> _Prompt_:
Your task is to print all of the entries exactly, though the pictures should not be included.

> _Given entries_:

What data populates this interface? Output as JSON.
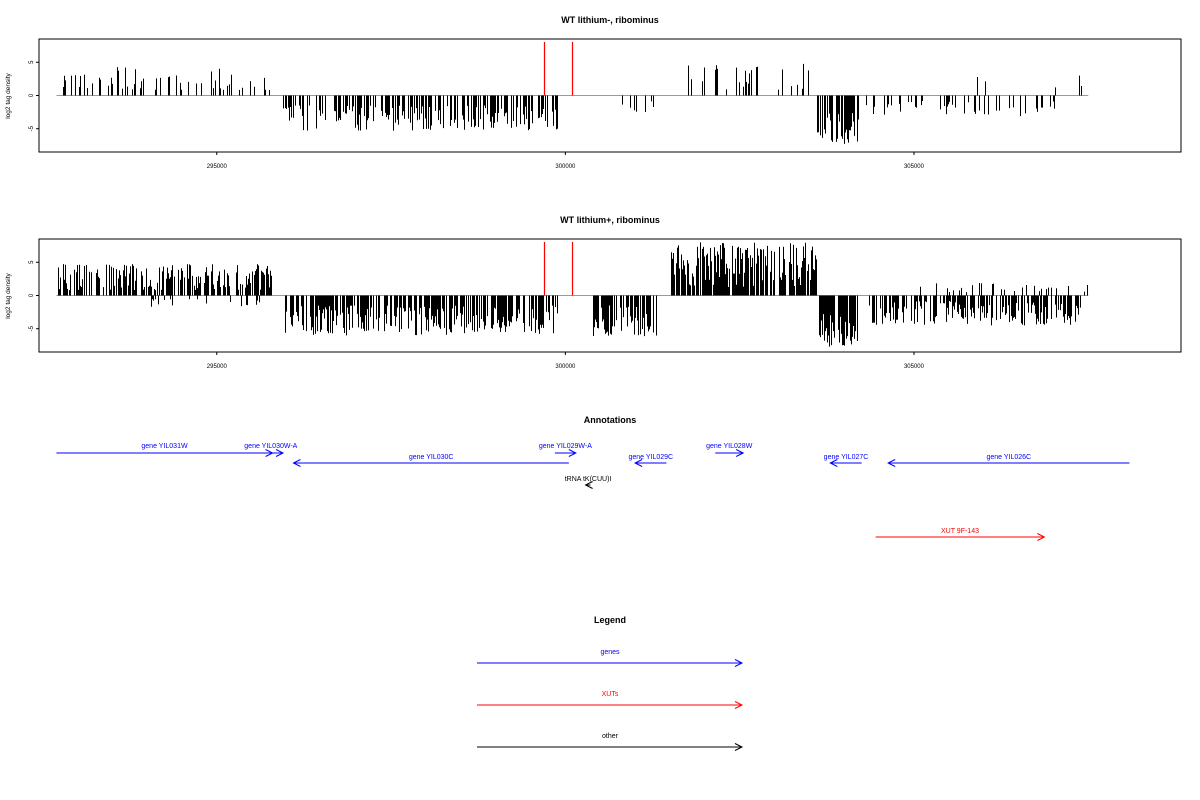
{
  "chart_data": [
    {
      "type": "bar",
      "title": "WT lithium-, ribominus",
      "ylabel": "log2 tag density",
      "ylim": [
        -8.5,
        8.5
      ],
      "yticks": [
        -5,
        0,
        5
      ],
      "xlim": [
        292450,
        308830
      ],
      "xticks": [
        295000,
        300000,
        305000
      ],
      "xtick_labels": [
        "295000",
        "300000",
        "305000"
      ],
      "markers": [
        299700,
        300100
      ],
      "marker_color": "#ff0000",
      "segments": [
        {
          "from": 292700,
          "to": 295800,
          "count": 55,
          "pattern": "sparse-positive",
          "min": 0.8,
          "max": 4.3
        },
        {
          "from": 295950,
          "to": 299900,
          "count": 210,
          "pattern": "dense-negative",
          "min": 1.5,
          "max": 5.3
        },
        {
          "from": 300800,
          "to": 301300,
          "count": 8,
          "pattern": "sparse-negative",
          "min": 0.6,
          "max": 2.5
        },
        {
          "from": 301600,
          "to": 303500,
          "count": 28,
          "pattern": "sparse-positive",
          "min": 0.8,
          "max": 4.8
        },
        {
          "from": 303600,
          "to": 304200,
          "count": 60,
          "pattern": "dense-negative",
          "min": 2.5,
          "max": 7.5
        },
        {
          "from": 304300,
          "to": 307200,
          "count": 50,
          "pattern": "sparse-negative",
          "min": 0.8,
          "max": 3.2
        },
        {
          "from": 305100,
          "to": 307500,
          "count": 5,
          "pattern": "sparse-positive",
          "min": 1.0,
          "max": 3.4
        }
      ]
    },
    {
      "type": "bar",
      "title": "WT lithium+, ribominus",
      "ylabel": "log2 tag density",
      "ylim": [
        -8.5,
        8.5
      ],
      "yticks": [
        -5,
        0,
        5
      ],
      "xlim": [
        292450,
        308830
      ],
      "xticks": [
        295000,
        300000,
        305000
      ],
      "xtick_labels": [
        "295000",
        "300000",
        "305000"
      ],
      "markers": [
        299700,
        300100
      ],
      "marker_color": "#ff0000",
      "segments": [
        {
          "from": 292700,
          "to": 295850,
          "count": 230,
          "pattern": "dense-positive",
          "min": 0.8,
          "max": 4.8
        },
        {
          "from": 293800,
          "to": 295800,
          "count": 20,
          "pattern": "sparse-negative",
          "min": 0.5,
          "max": 1.8
        },
        {
          "from": 295950,
          "to": 299900,
          "count": 300,
          "pattern": "dense-negative",
          "min": 1.5,
          "max": 6.0
        },
        {
          "from": 300400,
          "to": 301300,
          "count": 80,
          "pattern": "dense-negative",
          "min": 1.5,
          "max": 6.2
        },
        {
          "from": 301500,
          "to": 303600,
          "count": 240,
          "pattern": "dense-positive",
          "min": 1.0,
          "max": 8.0
        },
        {
          "from": 303600,
          "to": 304200,
          "count": 90,
          "pattern": "dense-negative",
          "min": 2.5,
          "max": 7.8
        },
        {
          "from": 304300,
          "to": 307400,
          "count": 200,
          "pattern": "dense-negative",
          "min": 0.8,
          "max": 4.5
        },
        {
          "from": 305000,
          "to": 307500,
          "count": 30,
          "pattern": "sparse-positive",
          "min": 0.5,
          "max": 2.0
        }
      ]
    }
  ],
  "annotations": {
    "title": "Annotations",
    "items": [
      {
        "label": "gene YIL031W",
        "start": 292700,
        "end": 295800,
        "dir": "right",
        "color": "#0000ff",
        "row": 0
      },
      {
        "label": "gene YIL030W-A",
        "start": 295600,
        "end": 295950,
        "dir": "right",
        "color": "#0000ff",
        "row": 0
      },
      {
        "label": "gene YIL030C",
        "start": 296100,
        "end": 300050,
        "dir": "left",
        "color": "#0000ff",
        "row": 1
      },
      {
        "label": "gene YIL029W-A",
        "start": 299850,
        "end": 300150,
        "dir": "right",
        "color": "#0000ff",
        "row": 0
      },
      {
        "label": "gene YIL029C",
        "start": 301000,
        "end": 301450,
        "dir": "left",
        "color": "#0000ff",
        "row": 1
      },
      {
        "label": "gene YIL028W",
        "start": 302150,
        "end": 302550,
        "dir": "right",
        "color": "#0000ff",
        "row": 0
      },
      {
        "label": "gene YIL027C",
        "start": 303800,
        "end": 304250,
        "dir": "left",
        "color": "#0000ff",
        "row": 1
      },
      {
        "label": "gene YIL026C",
        "start": 304630,
        "end": 308090,
        "dir": "left",
        "color": "#0000ff",
        "row": 1
      },
      {
        "label": "tRNA tK(CUU)I",
        "start": 300290,
        "end": 300360,
        "dir": "left",
        "color": "#000000",
        "row": 2
      },
      {
        "label": "XUT 9F-143",
        "start": 304450,
        "end": 306870,
        "dir": "right",
        "color": "#ff0000",
        "row": 3
      }
    ]
  },
  "legend": {
    "title": "Legend",
    "items": [
      {
        "label": "genes",
        "color": "#0000ff"
      },
      {
        "label": "XUTs",
        "color": "#ff0000"
      },
      {
        "label": "other",
        "color": "#000000"
      }
    ]
  }
}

> _Answer box_:
What data populates this interface? Output as JSON.
{
  "chart_data": [
    {
      "type": "bar",
      "title": "WT lithium-, ribominus",
      "ylabel": "log2 tag density",
      "ylim": [
        -8.5,
        8.5
      ],
      "yticks": [
        -5,
        0,
        5
      ],
      "xlim": [
        292450,
        308830
      ],
      "xticks": [
        295000,
        300000,
        305000
      ],
      "xtick_labels": [
        "295000",
        "300000",
        "305000"
      ],
      "markers": [
        299700,
        300100
      ],
      "marker_color": "#ff0000",
      "segments": [
        {
          "from": 292700,
          "to": 295800,
          "count": 55,
          "pattern": "sparse-positive",
          "min": 0.8,
          "max": 4.3
        },
        {
          "from": 295950,
          "to": 299900,
          "count": 210,
          "pattern": "dense-negative",
          "min": 1.5,
          "max": 5.3
        },
        {
          "from": 300800,
          "to": 301300,
          "count": 8,
          "pattern": "sparse-negative",
          "min": 0.6,
          "max": 2.5
        },
        {
          "from": 301600,
          "to": 303500,
          "count": 28,
          "pattern": "sparse-positive",
          "min": 0.8,
          "max": 4.8
        },
        {
          "from": 303600,
          "to": 304200,
          "count": 60,
          "pattern": "dense-negative",
          "min": 2.5,
          "max": 7.5
        },
        {
          "from": 304300,
          "to": 307200,
          "count": 50,
          "pattern": "sparse-negative",
          "min": 0.8,
          "max": 3.2
        },
        {
          "from": 305100,
          "to": 307500,
          "count": 5,
          "pattern": "sparse-positive",
          "min": 1.0,
          "max": 3.4
        }
      ]
    },
    {
      "type": "bar",
      "title": "WT lithium+, ribominus",
      "ylabel": "log2 tag density",
      "ylim": [
        -8.5,
        8.5
      ],
      "yticks": [
        -5,
        0,
        5
      ],
      "xlim": [
        292450,
        308830
      ],
      "xticks": [
        295000,
        300000,
        305000
      ],
      "xtick_labels": [
        "295000",
        "300000",
        "305000"
      ],
      "markers": [
        299700,
        300100
      ],
      "marker_color": "#ff0000",
      "segments": [
        {
          "from": 292700,
          "to": 295850,
          "count": 230,
          "pattern": "dense-positive",
          "min": 0.8,
          "max": 4.8
        },
        {
          "from": 293800,
          "to": 295800,
          "count": 20,
          "pattern": "sparse-negative",
          "min": 0.5,
          "max": 1.8
        },
        {
          "from": 295950,
          "to": 299900,
          "count": 300,
          "pattern": "dense-negative",
          "min": 1.5,
          "max": 6.0
        },
        {
          "from": 300400,
          "to": 301300,
          "count": 80,
          "pattern": "dense-negative",
          "min": 1.5,
          "max": 6.2
        },
        {
          "from": 301500,
          "to": 303600,
          "count": 240,
          "pattern": "dense-positive",
          "min": 1.0,
          "max": 8.0
        },
        {
          "from": 303600,
          "to": 304200,
          "count": 90,
          "pattern": "dense-negative",
          "min": 2.5,
          "max": 7.8
        },
        {
          "from": 304300,
          "to": 307400,
          "count": 200,
          "pattern": "dense-negative",
          "min": 0.8,
          "max": 4.5
        },
        {
          "from": 305000,
          "to": 307500,
          "count": 30,
          "pattern": "sparse-positive",
          "min": 0.5,
          "max": 2.0
        }
      ]
    }
  ],
  "annotations": {
    "title": "Annotations",
    "items": [
      {
        "label": "gene YIL031W",
        "start": 292700,
        "end": 295800,
        "dir": "right",
        "color": "#0000ff",
        "row": 0
      },
      {
        "label": "gene YIL030W-A",
        "start": 295600,
        "end": 295950,
        "dir": "right",
        "color": "#0000ff",
        "row": 0
      },
      {
        "label": "gene YIL030C",
        "start": 296100,
        "end": 300050,
        "dir": "left",
        "color": "#0000ff",
        "row": 1
      },
      {
        "label": "gene YIL029W-A",
        "start": 299850,
        "end": 300150,
        "dir": "right",
        "color": "#0000ff",
        "row": 0
      },
      {
        "label": "gene YIL029C",
        "start": 301000,
        "end": 301450,
        "dir": "left",
        "color": "#0000ff",
        "row": 1
      },
      {
        "label": "gene YIL028W",
        "start": 302150,
        "end": 302550,
        "dir": "right",
        "color": "#0000ff",
        "row": 0
      },
      {
        "label": "gene YIL027C",
        "start": 303800,
        "end": 304250,
        "dir": "left",
        "color": "#0000ff",
        "row": 1
      },
      {
        "label": "gene YIL026C",
        "start": 304630,
        "end": 308090,
        "dir": "left",
        "color": "#0000ff",
        "row": 1
      },
      {
        "label": "tRNA tK(CUU)I",
        "start": 300290,
        "end": 300360,
        "dir": "left",
        "color": "#000000",
        "row": 2
      },
      {
        "label": "XUT 9F-143",
        "start": 304450,
        "end": 306870,
        "dir": "right",
        "color": "#ff0000",
        "row": 3
      }
    ]
  },
  "legend": {
    "title": "Legend",
    "items": [
      {
        "label": "genes",
        "color": "#0000ff"
      },
      {
        "label": "XUTs",
        "color": "#ff0000"
      },
      {
        "label": "other",
        "color": "#000000"
      }
    ]
  }
}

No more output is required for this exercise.